◆ Items listed in a dataset:
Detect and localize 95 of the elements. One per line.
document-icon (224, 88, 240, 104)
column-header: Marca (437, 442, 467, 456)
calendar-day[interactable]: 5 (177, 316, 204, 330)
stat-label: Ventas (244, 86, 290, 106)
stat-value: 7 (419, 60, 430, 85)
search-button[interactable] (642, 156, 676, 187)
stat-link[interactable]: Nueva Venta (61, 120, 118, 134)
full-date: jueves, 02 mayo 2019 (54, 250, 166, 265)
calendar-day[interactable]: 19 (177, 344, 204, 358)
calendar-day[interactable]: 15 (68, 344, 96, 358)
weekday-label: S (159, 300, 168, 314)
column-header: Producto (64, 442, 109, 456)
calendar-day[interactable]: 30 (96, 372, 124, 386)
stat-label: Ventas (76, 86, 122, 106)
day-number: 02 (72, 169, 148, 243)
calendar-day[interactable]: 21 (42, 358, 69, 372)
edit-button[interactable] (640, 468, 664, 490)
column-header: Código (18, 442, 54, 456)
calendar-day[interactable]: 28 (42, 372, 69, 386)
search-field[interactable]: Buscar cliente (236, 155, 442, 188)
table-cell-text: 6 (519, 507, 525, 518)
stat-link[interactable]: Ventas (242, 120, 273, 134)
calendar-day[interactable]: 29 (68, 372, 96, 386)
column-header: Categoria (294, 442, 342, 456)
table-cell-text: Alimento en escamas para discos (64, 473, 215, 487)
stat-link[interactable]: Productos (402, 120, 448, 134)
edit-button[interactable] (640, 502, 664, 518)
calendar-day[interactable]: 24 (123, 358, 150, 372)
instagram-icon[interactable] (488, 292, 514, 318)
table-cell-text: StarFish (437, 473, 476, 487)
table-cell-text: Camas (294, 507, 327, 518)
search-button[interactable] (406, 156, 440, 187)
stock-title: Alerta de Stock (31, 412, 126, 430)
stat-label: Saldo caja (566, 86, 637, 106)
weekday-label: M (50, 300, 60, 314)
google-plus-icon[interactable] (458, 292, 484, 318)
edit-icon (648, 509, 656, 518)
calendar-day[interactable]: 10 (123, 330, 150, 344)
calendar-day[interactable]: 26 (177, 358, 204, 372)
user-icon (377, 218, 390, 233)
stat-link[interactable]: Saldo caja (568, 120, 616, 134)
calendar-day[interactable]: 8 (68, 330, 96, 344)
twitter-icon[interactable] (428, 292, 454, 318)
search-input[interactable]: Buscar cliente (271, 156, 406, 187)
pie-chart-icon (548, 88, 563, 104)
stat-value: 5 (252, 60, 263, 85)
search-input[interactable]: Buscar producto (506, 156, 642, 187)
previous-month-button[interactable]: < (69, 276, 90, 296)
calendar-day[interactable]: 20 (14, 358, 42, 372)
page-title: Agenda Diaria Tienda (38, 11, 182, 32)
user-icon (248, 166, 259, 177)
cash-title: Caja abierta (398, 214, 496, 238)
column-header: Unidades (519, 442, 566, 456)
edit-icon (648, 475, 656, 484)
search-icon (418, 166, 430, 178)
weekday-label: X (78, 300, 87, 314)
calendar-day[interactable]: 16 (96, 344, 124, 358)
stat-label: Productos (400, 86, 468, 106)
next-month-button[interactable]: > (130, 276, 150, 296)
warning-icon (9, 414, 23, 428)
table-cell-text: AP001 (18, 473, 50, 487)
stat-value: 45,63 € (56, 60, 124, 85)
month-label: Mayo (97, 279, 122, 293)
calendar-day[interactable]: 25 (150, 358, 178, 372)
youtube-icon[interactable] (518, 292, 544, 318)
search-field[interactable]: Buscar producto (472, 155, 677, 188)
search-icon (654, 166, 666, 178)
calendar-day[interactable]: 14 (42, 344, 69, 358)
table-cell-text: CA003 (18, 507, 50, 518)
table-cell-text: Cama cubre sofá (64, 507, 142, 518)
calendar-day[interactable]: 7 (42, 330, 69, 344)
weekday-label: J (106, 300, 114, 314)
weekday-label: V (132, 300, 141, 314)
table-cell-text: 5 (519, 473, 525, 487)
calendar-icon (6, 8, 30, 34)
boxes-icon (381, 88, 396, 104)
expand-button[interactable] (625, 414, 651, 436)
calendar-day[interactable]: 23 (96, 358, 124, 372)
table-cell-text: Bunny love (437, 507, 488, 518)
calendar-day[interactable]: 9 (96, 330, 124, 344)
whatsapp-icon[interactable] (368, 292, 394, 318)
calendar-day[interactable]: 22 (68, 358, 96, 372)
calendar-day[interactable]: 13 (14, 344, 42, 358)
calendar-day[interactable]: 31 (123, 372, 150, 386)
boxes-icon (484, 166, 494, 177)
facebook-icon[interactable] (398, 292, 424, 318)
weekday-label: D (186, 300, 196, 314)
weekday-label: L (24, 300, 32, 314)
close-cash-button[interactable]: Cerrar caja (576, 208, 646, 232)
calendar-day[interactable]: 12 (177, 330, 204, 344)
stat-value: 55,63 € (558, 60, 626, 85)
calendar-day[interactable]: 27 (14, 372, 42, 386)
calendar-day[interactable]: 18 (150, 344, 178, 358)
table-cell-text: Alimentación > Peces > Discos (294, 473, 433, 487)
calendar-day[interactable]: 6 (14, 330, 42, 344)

◆ What you should do:
Reproduce the data verbatim from its first line through the line containing "edit-icon (648, 509, 656, 518)", including both of those lines.

◆ Correct result:
Detect and localize 95 of the elements. One per line.
document-icon (224, 88, 240, 104)
column-header: Marca (437, 442, 467, 456)
calendar-day[interactable]: 5 (177, 316, 204, 330)
stat-label: Ventas (244, 86, 290, 106)
stat-value: 7 (419, 60, 430, 85)
search-button[interactable] (642, 156, 676, 187)
stat-link[interactable]: Nueva Venta (61, 120, 118, 134)
full-date: jueves, 02 mayo 2019 (54, 250, 166, 265)
calendar-day[interactable]: 19 (177, 344, 204, 358)
calendar-day[interactable]: 15 (68, 344, 96, 358)
weekday-label: S (159, 300, 168, 314)
column-header: Producto (64, 442, 109, 456)
calendar-day[interactable]: 30 (96, 372, 124, 386)
stat-label: Ventas (76, 86, 122, 106)
day-number: 02 (72, 169, 148, 243)
calendar-day[interactable]: 21 (42, 358, 69, 372)
edit-button[interactable] (640, 468, 664, 490)
column-header: Código (18, 442, 54, 456)
calendar-day[interactable]: 28 (42, 372, 69, 386)
search-field[interactable]: Buscar cliente (236, 155, 442, 188)
table-cell-text: 6 (519, 507, 525, 518)
stat-link[interactable]: Ventas (242, 120, 273, 134)
calendar-day[interactable]: 29 (68, 372, 96, 386)
column-header: Categoria (294, 442, 342, 456)
table-cell-text: Alimento en escamas para discos (64, 473, 215, 487)
stat-link[interactable]: Productos (402, 120, 448, 134)
edit-button[interactable] (640, 502, 664, 518)
calendar-day[interactable]: 24 (123, 358, 150, 372)
instagram-icon[interactable] (488, 292, 514, 318)
table-cell-text: StarFish (437, 473, 476, 487)
table-cell-text: Camas (294, 507, 327, 518)
search-button[interactable] (406, 156, 440, 187)
stock-title: Alerta de Stock (31, 412, 126, 430)
stat-label: Saldo caja (566, 86, 637, 106)
weekday-label: M (50, 300, 60, 314)
google-plus-icon[interactable] (458, 292, 484, 318)
edit-icon (648, 509, 656, 518)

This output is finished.